◆ Given instruction: Every line must be returned precisely as it is written.

** begin Records to process **

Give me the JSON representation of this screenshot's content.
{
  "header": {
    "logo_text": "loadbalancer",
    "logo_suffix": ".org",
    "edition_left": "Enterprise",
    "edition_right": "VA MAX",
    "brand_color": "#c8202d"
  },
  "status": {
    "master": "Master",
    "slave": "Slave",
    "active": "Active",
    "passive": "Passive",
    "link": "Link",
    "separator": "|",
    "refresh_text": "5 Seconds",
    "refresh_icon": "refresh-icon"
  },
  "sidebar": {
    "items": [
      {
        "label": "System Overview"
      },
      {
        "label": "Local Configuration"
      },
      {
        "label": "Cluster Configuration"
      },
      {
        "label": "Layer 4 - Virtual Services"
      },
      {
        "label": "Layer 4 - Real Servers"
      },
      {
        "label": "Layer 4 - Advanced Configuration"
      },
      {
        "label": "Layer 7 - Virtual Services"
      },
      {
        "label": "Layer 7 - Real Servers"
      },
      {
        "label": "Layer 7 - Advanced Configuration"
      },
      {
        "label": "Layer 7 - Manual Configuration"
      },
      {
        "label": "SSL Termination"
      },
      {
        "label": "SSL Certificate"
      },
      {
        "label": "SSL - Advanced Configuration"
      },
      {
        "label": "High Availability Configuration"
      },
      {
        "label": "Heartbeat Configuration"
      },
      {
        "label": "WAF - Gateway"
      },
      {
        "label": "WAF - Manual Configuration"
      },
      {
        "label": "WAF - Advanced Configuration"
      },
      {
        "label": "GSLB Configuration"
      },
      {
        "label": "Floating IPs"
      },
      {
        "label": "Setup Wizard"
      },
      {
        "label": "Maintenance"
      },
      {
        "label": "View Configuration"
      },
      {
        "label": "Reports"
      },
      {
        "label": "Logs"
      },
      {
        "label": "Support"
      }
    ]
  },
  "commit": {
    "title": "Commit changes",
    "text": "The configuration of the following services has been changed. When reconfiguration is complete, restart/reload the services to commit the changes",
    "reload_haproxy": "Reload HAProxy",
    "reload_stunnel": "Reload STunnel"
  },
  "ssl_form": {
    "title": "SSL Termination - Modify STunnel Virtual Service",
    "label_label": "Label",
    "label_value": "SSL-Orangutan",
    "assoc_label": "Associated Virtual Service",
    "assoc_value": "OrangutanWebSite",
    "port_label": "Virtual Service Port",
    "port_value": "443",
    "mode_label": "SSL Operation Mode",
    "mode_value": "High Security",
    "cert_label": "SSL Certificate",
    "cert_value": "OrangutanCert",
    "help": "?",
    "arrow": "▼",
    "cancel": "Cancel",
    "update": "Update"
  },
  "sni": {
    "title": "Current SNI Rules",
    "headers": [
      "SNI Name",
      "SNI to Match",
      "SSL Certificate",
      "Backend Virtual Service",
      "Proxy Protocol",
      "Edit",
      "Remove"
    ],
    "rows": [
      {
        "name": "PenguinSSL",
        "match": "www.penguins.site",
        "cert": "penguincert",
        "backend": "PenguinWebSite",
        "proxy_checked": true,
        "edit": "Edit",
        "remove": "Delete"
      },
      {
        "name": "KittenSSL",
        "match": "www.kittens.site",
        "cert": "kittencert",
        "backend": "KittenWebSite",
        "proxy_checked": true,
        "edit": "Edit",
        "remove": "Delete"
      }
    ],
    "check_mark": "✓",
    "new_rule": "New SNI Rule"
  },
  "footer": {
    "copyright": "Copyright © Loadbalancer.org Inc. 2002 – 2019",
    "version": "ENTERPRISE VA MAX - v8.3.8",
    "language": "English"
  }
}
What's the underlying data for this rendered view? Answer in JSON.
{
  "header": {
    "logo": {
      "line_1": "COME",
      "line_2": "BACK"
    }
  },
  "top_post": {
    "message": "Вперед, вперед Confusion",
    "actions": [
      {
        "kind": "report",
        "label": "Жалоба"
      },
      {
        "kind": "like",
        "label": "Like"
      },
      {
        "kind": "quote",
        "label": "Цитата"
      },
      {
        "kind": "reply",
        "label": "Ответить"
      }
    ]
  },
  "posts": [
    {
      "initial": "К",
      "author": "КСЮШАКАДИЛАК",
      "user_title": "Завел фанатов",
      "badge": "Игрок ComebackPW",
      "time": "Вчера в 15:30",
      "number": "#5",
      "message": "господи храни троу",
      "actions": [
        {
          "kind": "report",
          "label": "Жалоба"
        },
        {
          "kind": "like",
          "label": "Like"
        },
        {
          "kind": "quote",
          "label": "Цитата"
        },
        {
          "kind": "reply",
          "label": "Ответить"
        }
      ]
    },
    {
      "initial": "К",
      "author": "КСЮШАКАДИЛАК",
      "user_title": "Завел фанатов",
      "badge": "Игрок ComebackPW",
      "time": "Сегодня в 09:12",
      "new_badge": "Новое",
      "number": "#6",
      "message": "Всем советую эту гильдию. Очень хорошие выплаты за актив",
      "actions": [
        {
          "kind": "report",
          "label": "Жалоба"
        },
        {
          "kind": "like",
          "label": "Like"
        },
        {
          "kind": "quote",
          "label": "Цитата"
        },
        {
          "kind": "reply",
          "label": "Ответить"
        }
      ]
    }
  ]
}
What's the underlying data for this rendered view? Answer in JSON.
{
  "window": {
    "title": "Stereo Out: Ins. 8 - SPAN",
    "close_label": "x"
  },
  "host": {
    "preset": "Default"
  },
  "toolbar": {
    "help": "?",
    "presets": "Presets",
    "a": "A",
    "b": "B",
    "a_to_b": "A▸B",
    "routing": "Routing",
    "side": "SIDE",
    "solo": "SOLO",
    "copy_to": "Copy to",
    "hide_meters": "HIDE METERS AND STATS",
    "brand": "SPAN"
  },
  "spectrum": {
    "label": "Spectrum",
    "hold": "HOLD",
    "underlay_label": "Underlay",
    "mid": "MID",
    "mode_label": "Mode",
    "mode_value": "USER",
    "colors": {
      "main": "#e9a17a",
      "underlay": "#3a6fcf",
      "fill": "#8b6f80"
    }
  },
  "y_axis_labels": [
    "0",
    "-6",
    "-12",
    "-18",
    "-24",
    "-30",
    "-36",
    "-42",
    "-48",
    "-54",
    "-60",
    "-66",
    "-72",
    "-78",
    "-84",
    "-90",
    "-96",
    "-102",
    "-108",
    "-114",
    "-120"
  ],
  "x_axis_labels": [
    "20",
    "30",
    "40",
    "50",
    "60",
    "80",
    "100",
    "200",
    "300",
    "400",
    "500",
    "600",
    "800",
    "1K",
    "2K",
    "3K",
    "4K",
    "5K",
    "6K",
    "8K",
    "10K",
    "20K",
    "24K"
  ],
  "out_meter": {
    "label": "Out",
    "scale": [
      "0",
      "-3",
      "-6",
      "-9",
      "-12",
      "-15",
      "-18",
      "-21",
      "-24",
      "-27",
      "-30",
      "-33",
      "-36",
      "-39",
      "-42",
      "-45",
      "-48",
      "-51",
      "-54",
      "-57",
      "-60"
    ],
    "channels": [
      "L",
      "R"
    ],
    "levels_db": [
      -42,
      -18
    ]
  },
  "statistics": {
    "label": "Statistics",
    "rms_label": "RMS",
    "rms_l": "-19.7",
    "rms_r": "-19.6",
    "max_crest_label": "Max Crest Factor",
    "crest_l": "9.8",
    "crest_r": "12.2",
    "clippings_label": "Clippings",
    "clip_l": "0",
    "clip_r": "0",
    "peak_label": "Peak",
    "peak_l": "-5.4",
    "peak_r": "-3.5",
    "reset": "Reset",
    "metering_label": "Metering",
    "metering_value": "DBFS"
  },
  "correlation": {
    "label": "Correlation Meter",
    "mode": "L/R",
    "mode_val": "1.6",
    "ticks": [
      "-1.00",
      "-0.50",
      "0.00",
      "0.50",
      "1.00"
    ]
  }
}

** end Records to process **

◆ Answer below:
Give me the JSON representation of this screenshot's content.
{
  "header": {
    "logo_text": "loadbalancer",
    "logo_suffix": ".org",
    "edition_left": "Enterprise",
    "edition_right": "VA MAX",
    "brand_color": "#c8202d"
  },
  "status": {
    "master": "Master",
    "slave": "Slave",
    "active": "Active",
    "passive": "Passive",
    "link": "Link",
    "separator": "|",
    "refresh_text": "5 Seconds",
    "refresh_icon": "refresh-icon"
  },
  "sidebar": {
    "items": [
      {
        "label": "System Overview"
      },
      {
        "label": "Local Configuration"
      },
      {
        "label": "Cluster Configuration"
      },
      {
        "label": "Layer 4 - Virtual Services"
      },
      {
        "label": "Layer 4 - Real Servers"
      },
      {
        "label": "Layer 4 - Advanced Configuration"
      },
      {
        "label": "Layer 7 - Virtual Services"
      },
      {
        "label": "Layer 7 - Real Servers"
      },
      {
        "label": "Layer 7 - Advanced Configuration"
      },
      {
        "label": "Layer 7 - Manual Configuration"
      },
      {
        "label": "SSL Termination"
      },
      {
        "label": "SSL Certificate"
      },
      {
        "label": "SSL - Advanced Configuration"
      },
      {
        "label": "High Availability Configuration"
      },
      {
        "label": "Heartbeat Configuration"
      },
      {
        "label": "WAF - Gateway"
      },
      {
        "label": "WAF - Manual Configuration"
      },
      {
        "label": "WAF - Advanced Configuration"
      },
      {
        "label": "GSLB Configuration"
      },
      {
        "label": "Floating IPs"
      },
      {
        "label": "Setup Wizard"
      },
      {
        "label": "Maintenance"
      },
      {
        "label": "View Configuration"
      },
      {
        "label": "Reports"
      },
      {
        "label": "Logs"
      },
      {
        "label": "Support"
      }
    ]
  },
  "commit": {
    "title": "Commit changes",
    "text": "The configuration of the following services has been changed. When reconfiguration is complete, restart/reload the services to commit the changes",
    "reload_haproxy": "Reload HAProxy",
    "reload_stunnel": "Reload STunnel"
  },
  "ssl_form": {
    "title": "SSL Termination - Modify STunnel Virtual Service",
    "label_label": "Label",
    "label_value": "SSL-Orangutan",
    "assoc_label": "Associated Virtual Service",
    "assoc_value": "OrangutanWebSite",
    "port_label": "Virtual Service Port",
    "port_value": "443",
    "mode_label": "SSL Operation Mode",
    "mode_value": "High Security",
    "cert_label": "SSL Certificate",
    "cert_value": "OrangutanCert",
    "help": "?",
    "arrow": "▼",
    "cancel": "Cancel",
    "update": "Update"
  },
  "sni": {
    "title": "Current SNI Rules",
    "headers": [
      "SNI Name",
      "SNI to Match",
      "SSL Certificate",
      "Backend Virtual Service",
      "Proxy Protocol",
      "Edit",
      "Remove"
    ],
    "rows": [
      {
        "name": "PenguinSSL",
        "match": "www.penguins.site",
        "cert": "penguincert",
        "backend": "PenguinWebSite",
        "proxy_checked": true,
        "edit": "Edit",
        "remove": "Delete"
      },
      {
        "name": "KittenSSL",
        "match": "www.kittens.site",
        "cert": "kittencert",
        "backend": "KittenWebSite",
        "proxy_checked": true,
        "edit": "Edit",
        "remove": "Delete"
      }
    ],
    "check_mark": "✓",
    "new_rule": "New SNI Rule"
  },
  "footer": {
    "copyright": "Copyright © Loadbalancer.org Inc. 2002 – 2019",
    "version": "ENTERPRISE VA MAX - v8.3.8",
    "language": "English"
  }
}
What's the underlying data for this rendered view? Answer in JSON.
{
  "header": {
    "logo": {
      "line_1": "COME",
      "line_2": "BACK"
    }
  },
  "top_post": {
    "message": "Вперед, вперед Confusion",
    "actions": [
      {
        "kind": "report",
        "label": "Жалоба"
      },
      {
        "kind": "like",
        "label": "Like"
      },
      {
        "kind": "quote",
        "label": "Цитата"
      },
      {
        "kind": "reply",
        "label": "Ответить"
      }
    ]
  },
  "posts": [
    {
      "initial": "К",
      "author": "КСЮШАКАДИЛАК",
      "user_title": "Завел фанатов",
      "badge": "Игрок ComebackPW",
      "time": "Вчера в 15:30",
      "number": "#5",
      "message": "господи храни троу",
      "actions": [
        {
          "kind": "report",
          "label": "Жалоба"
        },
        {
          "kind": "like",
          "label": "Like"
        },
        {
          "kind": "quote",
          "label": "Цитата"
        },
        {
          "kind": "reply",
          "label": "Ответить"
        }
      ]
    },
    {
      "initial": "К",
      "author": "КСЮШАКАДИЛАК",
      "user_title": "Завел фанатов",
      "badge": "Игрок ComebackPW",
      "time": "Сегодня в 09:12",
      "new_badge": "Новое",
      "number": "#6",
      "message": "Всем советую эту гильдию. Очень хорошие выплаты за актив",
      "actions": [
        {
          "kind": "report",
          "label": "Жалоба"
        },
        {
          "kind": "like",
          "label": "Like"
        },
        {
          "kind": "quote",
          "label": "Цитата"
        },
        {
          "kind": "reply",
          "label": "Ответить"
        }
      ]
    }
  ]
}
What's the underlying data for this rendered view? Answer in JSON.
{
  "window": {
    "title": "Stereo Out: Ins. 8 - SPAN",
    "close_label": "x"
  },
  "host": {
    "preset": "Default"
  },
  "toolbar": {
    "help": "?",
    "presets": "Presets",
    "a": "A",
    "b": "B",
    "a_to_b": "A▸B",
    "routing": "Routing",
    "side": "SIDE",
    "solo": "SOLO",
    "copy_to": "Copy to",
    "hide_meters": "HIDE METERS AND STATS",
    "brand": "SPAN"
  },
  "spectrum": {
    "label": "Spectrum",
    "hold": "HOLD",
    "underlay_label": "Underlay",
    "mid": "MID",
    "mode_label": "Mode",
    "mode_value": "USER",
    "colors": {
      "main": "#e9a17a",
      "underlay": "#3a6fcf",
      "fill": "#8b6f80"
    }
  },
  "y_axis_labels": [
    "0",
    "-6",
    "-12",
    "-18",
    "-24",
    "-30",
    "-36",
    "-42",
    "-48",
    "-54",
    "-60",
    "-66",
    "-72",
    "-78",
    "-84",
    "-90",
    "-96",
    "-102",
    "-108",
    "-114",
    "-120"
  ],
  "x_axis_labels": [
    "20",
    "30",
    "40",
    "50",
    "60",
    "80",
    "100",
    "200",
    "300",
    "400",
    "500",
    "600",
    "800",
    "1K",
    "2K",
    "3K",
    "4K",
    "5K",
    "6K",
    "8K",
    "10K",
    "20K",
    "24K"
  ],
  "out_meter": {
    "label": "Out",
    "scale": [
      "0",
      "-3",
      "-6",
      "-9",
      "-12",
      "-15",
      "-18",
      "-21",
      "-24",
      "-27",
      "-30",
      "-33",
      "-36",
      "-39",
      "-42",
      "-45",
      "-48",
      "-51",
      "-54",
      "-57",
      "-60"
    ],
    "channels": [
      "L",
      "R"
    ],
    "levels_db": [
      -42,
      -18
    ]
  },
  "statistics": {
    "label": "Statistics",
    "rms_label": "RMS",
    "rms_l": "-19.7",
    "rms_r": "-19.6",
    "max_crest_label": "Max Crest Factor",
    "crest_l": "9.8",
    "crest_r": "12.2",
    "clippings_label": "Clippings",
    "clip_l": "0",
    "clip_r": "0",
    "peak_label": "Peak",
    "peak_l": "-5.4",
    "peak_r": "-3.5",
    "reset": "Reset",
    "metering_label": "Metering",
    "metering_value": "DBFS"
  },
  "correlation": {
    "label": "Correlation Meter",
    "mode": "L/R",
    "mode_val": "1.6",
    "ticks": [
      "-1.00",
      "-0.50",
      "0.00",
      "0.50",
      "1.00"
    ]
  }
}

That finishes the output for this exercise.